Data listing
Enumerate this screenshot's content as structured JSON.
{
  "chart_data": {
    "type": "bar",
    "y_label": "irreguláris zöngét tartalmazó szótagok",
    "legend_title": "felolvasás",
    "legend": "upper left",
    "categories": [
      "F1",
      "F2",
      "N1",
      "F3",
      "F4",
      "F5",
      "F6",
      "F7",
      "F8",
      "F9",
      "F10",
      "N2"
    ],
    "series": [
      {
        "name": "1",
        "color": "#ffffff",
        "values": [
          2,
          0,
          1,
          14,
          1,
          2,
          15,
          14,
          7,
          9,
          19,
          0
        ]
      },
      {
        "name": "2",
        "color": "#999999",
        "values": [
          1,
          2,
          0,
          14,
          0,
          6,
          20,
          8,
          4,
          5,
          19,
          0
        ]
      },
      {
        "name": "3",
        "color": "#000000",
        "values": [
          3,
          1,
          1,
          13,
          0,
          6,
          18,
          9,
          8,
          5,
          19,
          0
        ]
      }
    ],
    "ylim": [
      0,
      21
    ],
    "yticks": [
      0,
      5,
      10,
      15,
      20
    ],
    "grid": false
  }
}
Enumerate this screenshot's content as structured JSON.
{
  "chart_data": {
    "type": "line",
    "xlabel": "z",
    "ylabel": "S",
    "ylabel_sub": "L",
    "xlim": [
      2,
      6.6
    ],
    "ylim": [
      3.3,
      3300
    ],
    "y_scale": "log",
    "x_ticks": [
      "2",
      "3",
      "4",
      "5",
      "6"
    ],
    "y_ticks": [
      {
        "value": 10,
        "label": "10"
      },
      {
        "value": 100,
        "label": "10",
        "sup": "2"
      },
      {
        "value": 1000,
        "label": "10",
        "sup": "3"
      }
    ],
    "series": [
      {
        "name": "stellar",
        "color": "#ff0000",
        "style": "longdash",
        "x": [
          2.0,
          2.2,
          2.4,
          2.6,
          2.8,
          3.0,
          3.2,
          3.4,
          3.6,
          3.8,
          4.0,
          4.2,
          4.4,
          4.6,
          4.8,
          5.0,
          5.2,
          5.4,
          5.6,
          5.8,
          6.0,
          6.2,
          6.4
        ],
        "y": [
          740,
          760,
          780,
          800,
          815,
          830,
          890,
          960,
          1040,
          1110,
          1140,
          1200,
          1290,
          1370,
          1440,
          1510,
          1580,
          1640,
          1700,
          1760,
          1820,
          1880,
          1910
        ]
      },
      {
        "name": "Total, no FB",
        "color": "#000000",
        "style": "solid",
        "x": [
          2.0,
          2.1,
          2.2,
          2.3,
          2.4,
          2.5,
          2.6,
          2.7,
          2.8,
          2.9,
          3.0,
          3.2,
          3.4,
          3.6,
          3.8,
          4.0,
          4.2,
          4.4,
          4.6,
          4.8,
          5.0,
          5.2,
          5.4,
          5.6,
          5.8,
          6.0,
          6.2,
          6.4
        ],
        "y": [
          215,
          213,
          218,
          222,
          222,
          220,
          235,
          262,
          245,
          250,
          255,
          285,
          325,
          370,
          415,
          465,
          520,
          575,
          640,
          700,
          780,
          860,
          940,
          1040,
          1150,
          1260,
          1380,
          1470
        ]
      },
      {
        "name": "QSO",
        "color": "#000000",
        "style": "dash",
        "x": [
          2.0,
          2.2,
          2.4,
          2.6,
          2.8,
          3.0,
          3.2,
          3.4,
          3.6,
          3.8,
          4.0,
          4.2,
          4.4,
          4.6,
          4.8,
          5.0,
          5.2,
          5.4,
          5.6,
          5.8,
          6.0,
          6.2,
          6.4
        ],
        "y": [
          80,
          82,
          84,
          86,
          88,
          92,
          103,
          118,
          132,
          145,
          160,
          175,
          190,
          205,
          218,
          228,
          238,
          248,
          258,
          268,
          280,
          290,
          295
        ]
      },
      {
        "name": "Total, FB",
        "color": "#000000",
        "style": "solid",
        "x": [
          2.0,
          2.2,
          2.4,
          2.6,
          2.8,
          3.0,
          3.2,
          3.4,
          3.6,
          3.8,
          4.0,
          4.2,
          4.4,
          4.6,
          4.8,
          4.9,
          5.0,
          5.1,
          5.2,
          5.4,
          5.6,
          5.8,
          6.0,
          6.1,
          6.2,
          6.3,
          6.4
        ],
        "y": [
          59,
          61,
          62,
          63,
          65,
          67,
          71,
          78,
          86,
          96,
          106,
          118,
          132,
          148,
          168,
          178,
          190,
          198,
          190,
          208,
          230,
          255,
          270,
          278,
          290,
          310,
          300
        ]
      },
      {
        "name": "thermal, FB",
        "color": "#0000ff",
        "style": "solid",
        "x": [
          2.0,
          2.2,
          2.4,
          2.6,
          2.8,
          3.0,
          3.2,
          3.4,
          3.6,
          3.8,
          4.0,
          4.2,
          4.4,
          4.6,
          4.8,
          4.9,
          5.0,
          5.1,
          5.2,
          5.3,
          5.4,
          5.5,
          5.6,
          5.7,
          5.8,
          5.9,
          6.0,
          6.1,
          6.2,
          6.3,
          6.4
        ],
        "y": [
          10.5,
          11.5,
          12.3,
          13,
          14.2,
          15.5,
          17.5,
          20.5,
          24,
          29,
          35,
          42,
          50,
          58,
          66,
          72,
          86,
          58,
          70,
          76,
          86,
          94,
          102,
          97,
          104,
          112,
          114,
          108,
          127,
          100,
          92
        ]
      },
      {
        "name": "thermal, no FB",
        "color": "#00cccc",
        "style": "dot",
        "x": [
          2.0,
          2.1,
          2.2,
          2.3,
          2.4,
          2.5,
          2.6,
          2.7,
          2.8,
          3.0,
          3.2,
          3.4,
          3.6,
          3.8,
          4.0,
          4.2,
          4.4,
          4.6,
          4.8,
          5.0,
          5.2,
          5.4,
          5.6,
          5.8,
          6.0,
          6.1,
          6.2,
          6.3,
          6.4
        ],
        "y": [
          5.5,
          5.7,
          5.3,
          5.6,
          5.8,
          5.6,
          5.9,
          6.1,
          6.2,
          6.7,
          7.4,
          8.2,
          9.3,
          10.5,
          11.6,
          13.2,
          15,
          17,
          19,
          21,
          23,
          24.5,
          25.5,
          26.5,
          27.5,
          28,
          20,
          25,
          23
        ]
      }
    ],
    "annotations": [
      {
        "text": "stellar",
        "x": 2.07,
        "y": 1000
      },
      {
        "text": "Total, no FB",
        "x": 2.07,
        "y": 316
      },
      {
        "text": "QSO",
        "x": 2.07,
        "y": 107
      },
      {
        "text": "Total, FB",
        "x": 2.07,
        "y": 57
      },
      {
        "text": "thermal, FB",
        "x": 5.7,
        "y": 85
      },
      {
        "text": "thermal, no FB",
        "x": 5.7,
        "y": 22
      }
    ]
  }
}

● **YOUR OBJECTIVE**:
Copy each record from above without leaving any out.

● **TASK ANSWER**:
Enumerate this screenshot's content as structured JSON.
{
  "chart_data": {
    "type": "bar",
    "y_label": "irreguláris zöngét tartalmazó szótagok",
    "legend_title": "felolvasás",
    "legend": "upper left",
    "categories": [
      "F1",
      "F2",
      "N1",
      "F3",
      "F4",
      "F5",
      "F6",
      "F7",
      "F8",
      "F9",
      "F10",
      "N2"
    ],
    "series": [
      {
        "name": "1",
        "color": "#ffffff",
        "values": [
          2,
          0,
          1,
          14,
          1,
          2,
          15,
          14,
          7,
          9,
          19,
          0
        ]
      },
      {
        "name": "2",
        "color": "#999999",
        "values": [
          1,
          2,
          0,
          14,
          0,
          6,
          20,
          8,
          4,
          5,
          19,
          0
        ]
      },
      {
        "name": "3",
        "color": "#000000",
        "values": [
          3,
          1,
          1,
          13,
          0,
          6,
          18,
          9,
          8,
          5,
          19,
          0
        ]
      }
    ],
    "ylim": [
      0,
      21
    ],
    "yticks": [
      0,
      5,
      10,
      15,
      20
    ],
    "grid": false
  }
}
Enumerate this screenshot's content as structured JSON.
{
  "chart_data": {
    "type": "line",
    "xlabel": "z",
    "ylabel": "S",
    "ylabel_sub": "L",
    "xlim": [
      2,
      6.6
    ],
    "ylim": [
      3.3,
      3300
    ],
    "y_scale": "log",
    "x_ticks": [
      "2",
      "3",
      "4",
      "5",
      "6"
    ],
    "y_ticks": [
      {
        "value": 10,
        "label": "10"
      },
      {
        "value": 100,
        "label": "10",
        "sup": "2"
      },
      {
        "value": 1000,
        "label": "10",
        "sup": "3"
      }
    ],
    "series": [
      {
        "name": "stellar",
        "color": "#ff0000",
        "style": "longdash",
        "x": [
          2.0,
          2.2,
          2.4,
          2.6,
          2.8,
          3.0,
          3.2,
          3.4,
          3.6,
          3.8,
          4.0,
          4.2,
          4.4,
          4.6,
          4.8,
          5.0,
          5.2,
          5.4,
          5.6,
          5.8,
          6.0,
          6.2,
          6.4
        ],
        "y": [
          740,
          760,
          780,
          800,
          815,
          830,
          890,
          960,
          1040,
          1110,
          1140,
          1200,
          1290,
          1370,
          1440,
          1510,
          1580,
          1640,
          1700,
          1760,
          1820,
          1880,
          1910
        ]
      },
      {
        "name": "Total, no FB",
        "color": "#000000",
        "style": "solid",
        "x": [
          2.0,
          2.1,
          2.2,
          2.3,
          2.4,
          2.5,
          2.6,
          2.7,
          2.8,
          2.9,
          3.0,
          3.2,
          3.4,
          3.6,
          3.8,
          4.0,
          4.2,
          4.4,
          4.6,
          4.8,
          5.0,
          5.2,
          5.4,
          5.6,
          5.8,
          6.0,
          6.2,
          6.4
        ],
        "y": [
          215,
          213,
          218,
          222,
          222,
          220,
          235,
          262,
          245,
          250,
          255,
          285,
          325,
          370,
          415,
          465,
          520,
          575,
          640,
          700,
          780,
          860,
          940,
          1040,
          1150,
          1260,
          1380,
          1470
        ]
      },
      {
        "name": "QSO",
        "color": "#000000",
        "style": "dash",
        "x": [
          2.0,
          2.2,
          2.4,
          2.6,
          2.8,
          3.0,
          3.2,
          3.4,
          3.6,
          3.8,
          4.0,
          4.2,
          4.4,
          4.6,
          4.8,
          5.0,
          5.2,
          5.4,
          5.6,
          5.8,
          6.0,
          6.2,
          6.4
        ],
        "y": [
          80,
          82,
          84,
          86,
          88,
          92,
          103,
          118,
          132,
          145,
          160,
          175,
          190,
          205,
          218,
          228,
          238,
          248,
          258,
          268,
          280,
          290,
          295
        ]
      },
      {
        "name": "Total, FB",
        "color": "#000000",
        "style": "solid",
        "x": [
          2.0,
          2.2,
          2.4,
          2.6,
          2.8,
          3.0,
          3.2,
          3.4,
          3.6,
          3.8,
          4.0,
          4.2,
          4.4,
          4.6,
          4.8,
          4.9,
          5.0,
          5.1,
          5.2,
          5.4,
          5.6,
          5.8,
          6.0,
          6.1,
          6.2,
          6.3,
          6.4
        ],
        "y": [
          59,
          61,
          62,
          63,
          65,
          67,
          71,
          78,
          86,
          96,
          106,
          118,
          132,
          148,
          168,
          178,
          190,
          198,
          190,
          208,
          230,
          255,
          270,
          278,
          290,
          310,
          300
        ]
      },
      {
        "name": "thermal, FB",
        "color": "#0000ff",
        "style": "solid",
        "x": [
          2.0,
          2.2,
          2.4,
          2.6,
          2.8,
          3.0,
          3.2,
          3.4,
          3.6,
          3.8,
          4.0,
          4.2,
          4.4,
          4.6,
          4.8,
          4.9,
          5.0,
          5.1,
          5.2,
          5.3,
          5.4,
          5.5,
          5.6,
          5.7,
          5.8,
          5.9,
          6.0,
          6.1,
          6.2,
          6.3,
          6.4
        ],
        "y": [
          10.5,
          11.5,
          12.3,
          13,
          14.2,
          15.5,
          17.5,
          20.5,
          24,
          29,
          35,
          42,
          50,
          58,
          66,
          72,
          86,
          58,
          70,
          76,
          86,
          94,
          102,
          97,
          104,
          112,
          114,
          108,
          127,
          100,
          92
        ]
      },
      {
        "name": "thermal, no FB",
        "color": "#00cccc",
        "style": "dot",
        "x": [
          2.0,
          2.1,
          2.2,
          2.3,
          2.4,
          2.5,
          2.6,
          2.7,
          2.8,
          3.0,
          3.2,
          3.4,
          3.6,
          3.8,
          4.0,
          4.2,
          4.4,
          4.6,
          4.8,
          5.0,
          5.2,
          5.4,
          5.6,
          5.8,
          6.0,
          6.1,
          6.2,
          6.3,
          6.4
        ],
        "y": [
          5.5,
          5.7,
          5.3,
          5.6,
          5.8,
          5.6,
          5.9,
          6.1,
          6.2,
          6.7,
          7.4,
          8.2,
          9.3,
          10.5,
          11.6,
          13.2,
          15,
          17,
          19,
          21,
          23,
          24.5,
          25.5,
          26.5,
          27.5,
          28,
          20,
          25,
          23
        ]
      }
    ],
    "annotations": [
      {
        "text": "stellar",
        "x": 2.07,
        "y": 1000
      },
      {
        "text": "Total, no FB",
        "x": 2.07,
        "y": 316
      },
      {
        "text": "QSO",
        "x": 2.07,
        "y": 107
      },
      {
        "text": "Total, FB",
        "x": 2.07,
        "y": 57
      },
      {
        "text": "thermal, FB",
        "x": 5.7,
        "y": 85
      },
      {
        "text": "thermal, no FB",
        "x": 5.7,
        "y": 22
      }
    ]
  }
}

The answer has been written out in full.